• [What you need to do]: Comb the records below for the string "дата" and copy each line where it turns up.

------ Data to use

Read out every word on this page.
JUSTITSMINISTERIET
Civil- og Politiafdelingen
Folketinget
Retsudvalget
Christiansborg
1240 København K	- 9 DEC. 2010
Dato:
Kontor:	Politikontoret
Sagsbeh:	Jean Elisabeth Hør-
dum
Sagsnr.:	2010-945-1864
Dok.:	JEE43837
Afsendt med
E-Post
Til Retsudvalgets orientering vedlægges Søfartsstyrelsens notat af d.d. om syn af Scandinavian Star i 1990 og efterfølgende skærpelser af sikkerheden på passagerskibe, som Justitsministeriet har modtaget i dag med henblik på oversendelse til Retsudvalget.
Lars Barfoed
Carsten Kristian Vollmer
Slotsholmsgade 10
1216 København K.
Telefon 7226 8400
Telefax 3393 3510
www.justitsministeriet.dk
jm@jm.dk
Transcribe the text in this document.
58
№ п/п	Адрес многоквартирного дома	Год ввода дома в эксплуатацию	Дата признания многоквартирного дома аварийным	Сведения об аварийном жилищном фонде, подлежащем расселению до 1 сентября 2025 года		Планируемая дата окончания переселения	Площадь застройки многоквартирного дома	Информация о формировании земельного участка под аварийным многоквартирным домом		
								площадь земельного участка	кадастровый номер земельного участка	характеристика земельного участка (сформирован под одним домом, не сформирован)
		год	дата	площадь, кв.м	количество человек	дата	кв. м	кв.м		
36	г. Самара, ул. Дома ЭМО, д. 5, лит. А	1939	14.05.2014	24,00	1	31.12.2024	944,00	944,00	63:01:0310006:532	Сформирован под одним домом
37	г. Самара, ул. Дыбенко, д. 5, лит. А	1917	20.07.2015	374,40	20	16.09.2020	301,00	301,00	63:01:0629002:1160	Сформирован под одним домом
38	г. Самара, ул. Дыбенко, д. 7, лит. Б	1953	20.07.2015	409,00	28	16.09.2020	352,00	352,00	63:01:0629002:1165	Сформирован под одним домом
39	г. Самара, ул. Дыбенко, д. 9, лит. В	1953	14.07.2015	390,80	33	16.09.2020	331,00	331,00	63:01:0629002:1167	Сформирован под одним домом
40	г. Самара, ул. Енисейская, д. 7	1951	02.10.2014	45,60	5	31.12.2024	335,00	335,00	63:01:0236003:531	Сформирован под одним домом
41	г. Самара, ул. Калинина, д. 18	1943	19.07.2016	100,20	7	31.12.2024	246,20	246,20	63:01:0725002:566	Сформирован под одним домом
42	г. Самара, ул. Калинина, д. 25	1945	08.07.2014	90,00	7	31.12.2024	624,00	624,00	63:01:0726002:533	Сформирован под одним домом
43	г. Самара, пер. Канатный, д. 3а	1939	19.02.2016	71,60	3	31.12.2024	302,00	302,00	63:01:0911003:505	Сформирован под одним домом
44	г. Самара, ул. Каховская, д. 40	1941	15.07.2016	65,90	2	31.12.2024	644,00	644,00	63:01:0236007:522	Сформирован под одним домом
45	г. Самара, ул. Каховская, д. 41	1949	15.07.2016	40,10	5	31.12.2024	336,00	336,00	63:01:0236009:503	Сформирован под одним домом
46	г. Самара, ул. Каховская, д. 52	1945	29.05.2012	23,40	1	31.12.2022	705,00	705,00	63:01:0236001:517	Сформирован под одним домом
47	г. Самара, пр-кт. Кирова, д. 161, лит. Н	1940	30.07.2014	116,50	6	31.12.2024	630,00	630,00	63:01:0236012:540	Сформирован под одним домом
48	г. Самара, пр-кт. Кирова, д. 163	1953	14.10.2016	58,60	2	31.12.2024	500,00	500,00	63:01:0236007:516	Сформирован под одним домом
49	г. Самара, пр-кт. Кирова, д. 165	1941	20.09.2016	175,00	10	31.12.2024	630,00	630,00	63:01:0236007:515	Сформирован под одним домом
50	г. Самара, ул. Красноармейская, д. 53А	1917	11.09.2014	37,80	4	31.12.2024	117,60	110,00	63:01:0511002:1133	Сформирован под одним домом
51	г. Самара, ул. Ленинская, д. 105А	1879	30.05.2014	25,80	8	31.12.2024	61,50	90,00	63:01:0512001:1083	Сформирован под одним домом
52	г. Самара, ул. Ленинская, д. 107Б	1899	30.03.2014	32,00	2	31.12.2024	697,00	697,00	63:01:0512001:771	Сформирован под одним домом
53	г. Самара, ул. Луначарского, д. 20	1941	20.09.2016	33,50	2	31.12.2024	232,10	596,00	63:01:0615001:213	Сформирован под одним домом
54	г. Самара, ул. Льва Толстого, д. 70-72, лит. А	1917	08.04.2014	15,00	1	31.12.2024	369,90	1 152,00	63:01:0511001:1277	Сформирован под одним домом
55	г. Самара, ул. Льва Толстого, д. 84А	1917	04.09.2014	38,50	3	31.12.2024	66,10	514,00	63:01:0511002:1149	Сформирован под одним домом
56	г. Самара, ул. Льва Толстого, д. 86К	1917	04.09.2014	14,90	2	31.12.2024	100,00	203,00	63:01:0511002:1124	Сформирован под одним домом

------------

• [Final result]:
№ п/п	Адрес многоквартирного дома	Год ввода дома в эксплуатацию	Дата признания многоквартирного дома аварийным	Сведения об аварийном жилищном фонде, подлежащем расселению до 1 сентября 2025 года		Планируемая дата окончания переселения	Площадь застройки многоквартирного дома	Информация о формировании земельного участка под аварийным многоквартирным домом		
		год	дата	площадь, кв.м	количество человек	дата	кв. м	кв.м		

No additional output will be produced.